> _THE REQUEST_
With the pictures left out, copy the listing below exactly.

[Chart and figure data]
____

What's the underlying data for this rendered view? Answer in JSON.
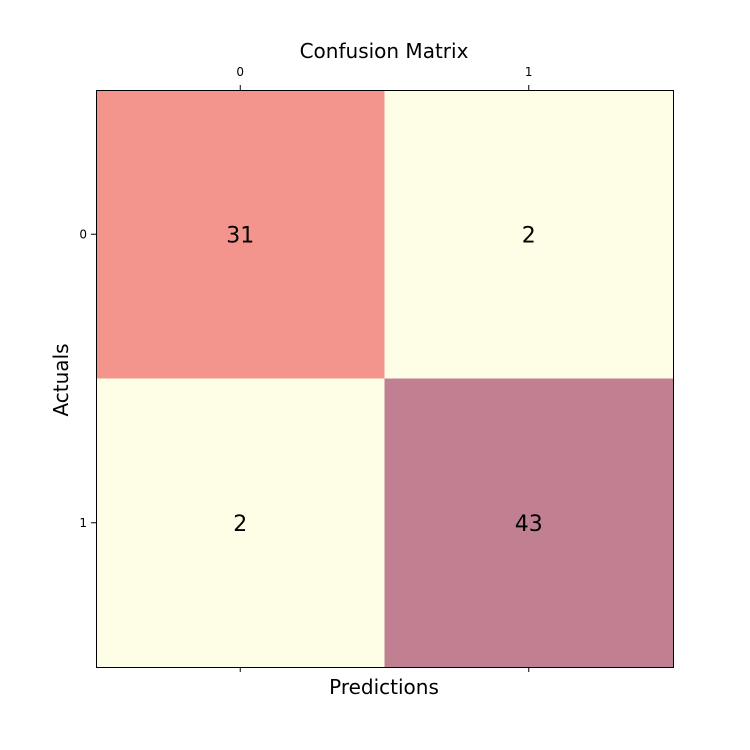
{
  "chart_data": {
    "type": "heatmap",
    "title": "Confusion Matrix",
    "xlabel": "Predictions",
    "ylabel": "Actuals",
    "x_ticks": [
      "0",
      "1"
    ],
    "y_ticks": [
      "0",
      "1"
    ],
    "x_ticks_position": "top",
    "matrix": [
      [
        31,
        2
      ],
      [
        2,
        43
      ]
    ],
    "colormap": "YlOrRd",
    "cell_colors": [
      [
        "#f4958d",
        "#fefee6"
      ],
      [
        "#fefee6",
        "#c08092"
      ]
    ],
    "grid": false
  }
}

____

> _SOLUTION TO THE PROBLEM_
What's the underlying data for this rendered view? Answer in JSON.
{
  "chart_data": {
    "type": "heatmap",
    "title": "Confusion Matrix",
    "xlabel": "Predictions",
    "ylabel": "Actuals",
    "x_ticks": [
      "0",
      "1"
    ],
    "y_ticks": [
      "0",
      "1"
    ],
    "x_ticks_position": "top",
    "matrix": [
      [
        31,
        2
      ],
      [
        2,
        43
      ]
    ],
    "colormap": "YlOrRd",
    "cell_colors": [
      [
        "#f4958d",
        "#fefee6"
      ],
      [
        "#fefee6",
        "#c08092"
      ]
    ],
    "grid": false
  }
}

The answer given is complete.